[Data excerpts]

┌──

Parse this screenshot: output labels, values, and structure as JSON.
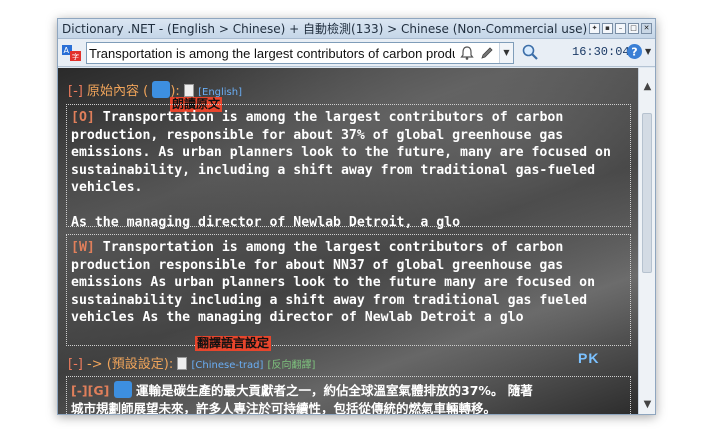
{
  "window": {
    "title": "Dictionary .NET - (English > Chinese) + 自動檢測(133) > Chinese (Non-Commercial use)"
  },
  "toolbar": {
    "query": "Transportation is among the largest contributors of carbon production",
    "clock": "16:30:04"
  },
  "original_section": {
    "toggle": "[-]",
    "label": "原始內容",
    "paren_open": "(",
    "paren_close": "):",
    "lang": "[English]",
    "annotation": "朗讀原文"
  },
  "paragraphs": [
    {
      "tag": "[O]",
      "text": " Transportation is among the largest contributors of carbon\nproduction, responsible for about 37% of global greenhouse gas\nemissions. As urban planners look to the future, many are focused on\nsustainability, including a shift away from traditional gas-fueled\nvehicles.\n\nAs the managing director of Newlab Detroit, a glo"
    },
    {
      "tag": "[W]",
      "text": " Transportation is among the largest contributors of carbon\nproduction responsible for about NN37 of global greenhouse gas\nemissions As urban planners look to the future many are focused on\nsustainability including a shift away from traditional gas fueled\nvehicles As the managing director of Newlab Detroit a glo"
    }
  ],
  "translate_section": {
    "annotation": "翻譯語言設定",
    "toggle": "[-]",
    "arrow": "->",
    "label": "(預設設定):",
    "lang": "[Chinese-trad]",
    "reverse": "[反向翻譯]"
  },
  "translation": {
    "tag": "[-][G]",
    "line1": "運輸是碳生產的最大貢獻者之一，約佔全球溫室氣體排放的37%。 隨著",
    "line2": "城市規劃師展望未來，許多人專注於可持續性，包括從傳統的燃氣車輛轉移。"
  },
  "watermark": "PK",
  "colors": {
    "accent_orange": "#f0a45a",
    "link_blue": "#6aaef5",
    "annotation_red": "#e8452c"
  }
}
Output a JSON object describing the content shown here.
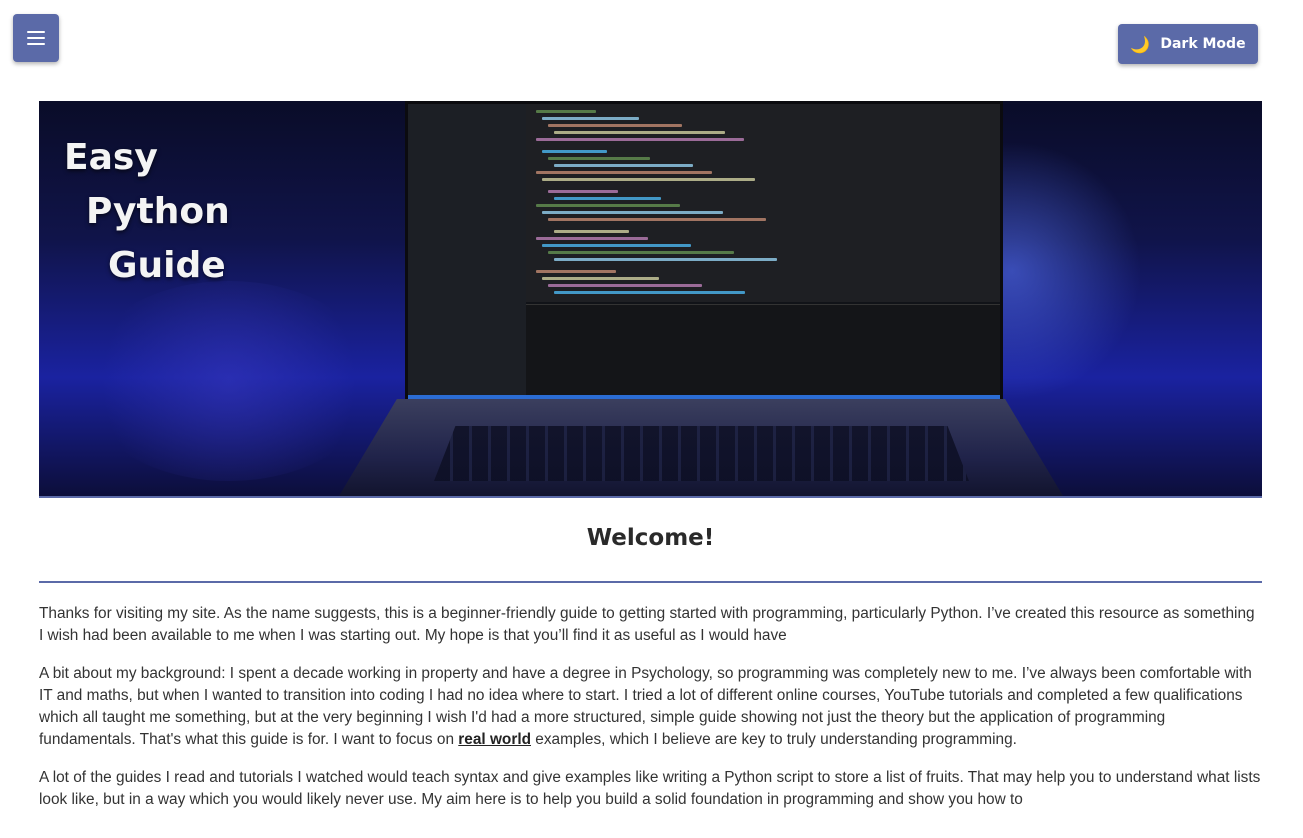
{
  "header": {
    "menu_icon": "hamburger-menu-icon",
    "dark_mode_icon": "moon-icon",
    "dark_mode_label": "Dark Mode"
  },
  "hero": {
    "title_lines": [
      "Easy",
      "Python",
      "Guide"
    ]
  },
  "main": {
    "heading": "Welcome!",
    "paragraphs": [
      {
        "text": "Thanks for visiting my site. As the name suggests, this is a beginner-friendly guide to getting started with programming, particularly Python. I’ve created this resource as something I wish had been available to me when I was starting out. My hope is that you’ll find it as useful as I would have"
      },
      {
        "before": "A bit about my background: I spent a decade working in property and have a degree in Psychology, so programming was completely new to me. I’ve always been comfortable with IT and maths, but when I wanted to transition into coding I had no idea where to start. I tried a lot of different online courses, YouTube tutorials and completed a few qualifications which all taught me something, but at the very beginning I wish I'd had a more structured, simple guide showing not just the theory but the application of programming fundamentals. That's what this guide is for. I want to focus on ",
        "link": "real world",
        "after": " examples, which I believe are key to truly understanding programming."
      },
      {
        "text": "A lot of the guides I read and tutorials I watched would teach syntax and give examples like writing a Python script to store a list of fruits. That may help you to understand what lists look like, but in a way which you would likely never use. My aim here is to help you build a solid foundation in programming and show you how to"
      }
    ]
  },
  "colors": {
    "accent": "#5b6aa8",
    "moon": "#f5c542"
  }
}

└──

## Exercise objective
State how many lines above include the word "would", and nothing more.

## Solution for this task
2